▸ Your goal:
In the data below, find each line containing the string "JSON" and return it.
--- Extracted data ---
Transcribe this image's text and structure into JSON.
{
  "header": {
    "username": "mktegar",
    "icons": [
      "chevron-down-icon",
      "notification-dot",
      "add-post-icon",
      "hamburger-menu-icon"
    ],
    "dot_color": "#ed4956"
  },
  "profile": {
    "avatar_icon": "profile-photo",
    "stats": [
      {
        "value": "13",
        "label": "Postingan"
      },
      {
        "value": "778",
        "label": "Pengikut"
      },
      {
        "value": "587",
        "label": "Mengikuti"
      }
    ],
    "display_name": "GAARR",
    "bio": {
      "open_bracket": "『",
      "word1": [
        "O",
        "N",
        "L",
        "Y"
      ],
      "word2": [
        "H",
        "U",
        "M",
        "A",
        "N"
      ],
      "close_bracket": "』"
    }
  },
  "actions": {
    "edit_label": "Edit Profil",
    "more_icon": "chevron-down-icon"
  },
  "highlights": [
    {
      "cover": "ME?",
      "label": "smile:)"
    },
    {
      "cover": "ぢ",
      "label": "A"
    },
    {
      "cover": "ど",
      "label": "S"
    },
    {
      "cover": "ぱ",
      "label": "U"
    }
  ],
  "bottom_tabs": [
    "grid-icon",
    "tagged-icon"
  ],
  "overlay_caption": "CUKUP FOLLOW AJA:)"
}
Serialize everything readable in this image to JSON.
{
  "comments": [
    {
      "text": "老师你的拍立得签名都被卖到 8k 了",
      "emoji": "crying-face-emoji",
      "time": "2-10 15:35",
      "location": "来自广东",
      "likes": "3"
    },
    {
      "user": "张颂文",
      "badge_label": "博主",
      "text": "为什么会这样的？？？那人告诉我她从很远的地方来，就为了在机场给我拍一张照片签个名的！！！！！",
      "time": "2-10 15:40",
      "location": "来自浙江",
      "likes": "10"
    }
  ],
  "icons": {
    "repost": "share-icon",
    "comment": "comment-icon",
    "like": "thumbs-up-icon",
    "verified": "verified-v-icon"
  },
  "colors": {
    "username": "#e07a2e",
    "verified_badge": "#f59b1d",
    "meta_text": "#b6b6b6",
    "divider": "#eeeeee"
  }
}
---
▸ Correct answer:
Transcribe this image's text and structure into JSON.
Serialize everything readable in this image to JSON.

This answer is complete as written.